**Goal of the exercise**
Copy out all the lines exactly. Omit pictures.

[Excerpts from a figure dataset]
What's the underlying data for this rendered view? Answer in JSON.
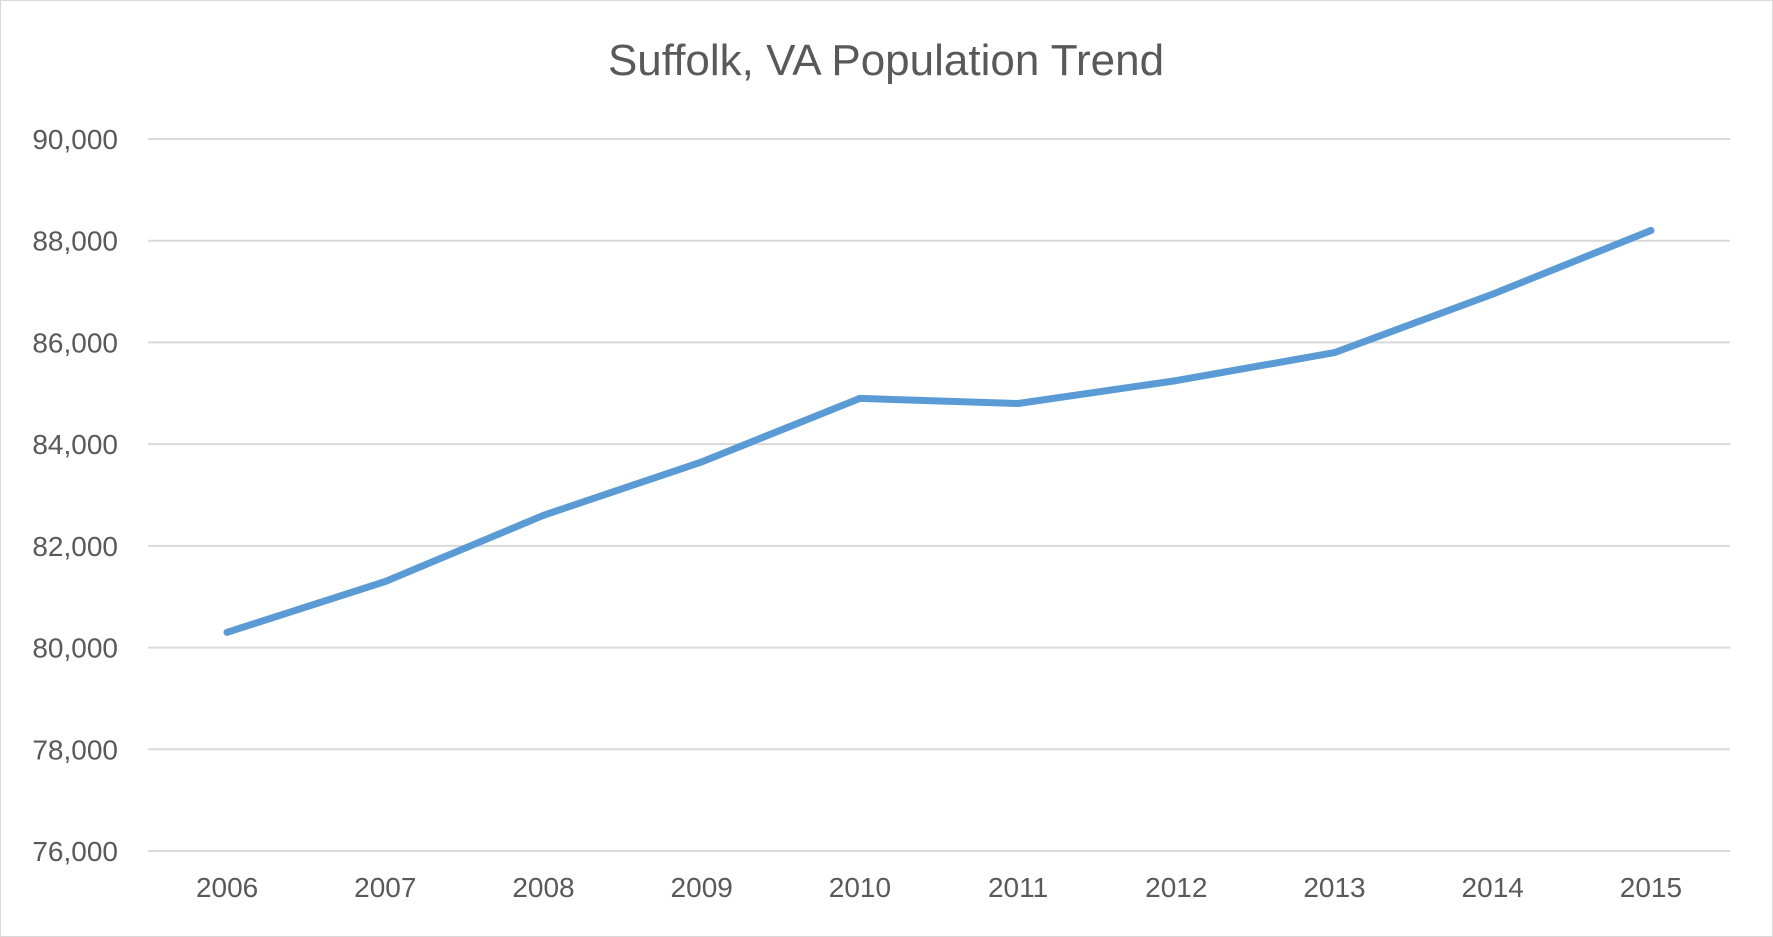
{
  "chart_data": {
    "type": "line",
    "title": "Suffolk, VA Population Trend",
    "xlabel": "",
    "ylabel": "",
    "categories": [
      "2006",
      "2007",
      "2008",
      "2009",
      "2010",
      "2011",
      "2012",
      "2013",
      "2014",
      "2015"
    ],
    "series": [
      {
        "values": [
          80300,
          81300,
          82600,
          83650,
          84900,
          84800,
          85250,
          85800,
          86950,
          88200
        ]
      }
    ],
    "ylim": [
      76000,
      90000
    ],
    "yticks": [
      76000,
      78000,
      80000,
      82000,
      84000,
      86000,
      88000,
      90000
    ],
    "ytick_labels": [
      "76,000",
      "78,000",
      "80,000",
      "82,000",
      "84,000",
      "86,000",
      "88,000",
      "90,000"
    ],
    "grid": true,
    "legend": "none",
    "colors": {
      "line": "#5b9bd5",
      "grid": "#d9d9d9",
      "text": "#595959",
      "border": "#d9d9d9"
    }
  }
}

**Complete output**
What's the underlying data for this rendered view? Answer in JSON.
{
  "chart_data": {
    "type": "line",
    "title": "Suffolk, VA Population Trend",
    "xlabel": "",
    "ylabel": "",
    "categories": [
      "2006",
      "2007",
      "2008",
      "2009",
      "2010",
      "2011",
      "2012",
      "2013",
      "2014",
      "2015"
    ],
    "series": [
      {
        "values": [
          80300,
          81300,
          82600,
          83650,
          84900,
          84800,
          85250,
          85800,
          86950,
          88200
        ]
      }
    ],
    "ylim": [
      76000,
      90000
    ],
    "yticks": [
      76000,
      78000,
      80000,
      82000,
      84000,
      86000,
      88000,
      90000
    ],
    "ytick_labels": [
      "76,000",
      "78,000",
      "80,000",
      "82,000",
      "84,000",
      "86,000",
      "88,000",
      "90,000"
    ],
    "grid": true,
    "legend": "none",
    "colors": {
      "line": "#5b9bd5",
      "grid": "#d9d9d9",
      "text": "#595959",
      "border": "#d9d9d9"
    }
  }
}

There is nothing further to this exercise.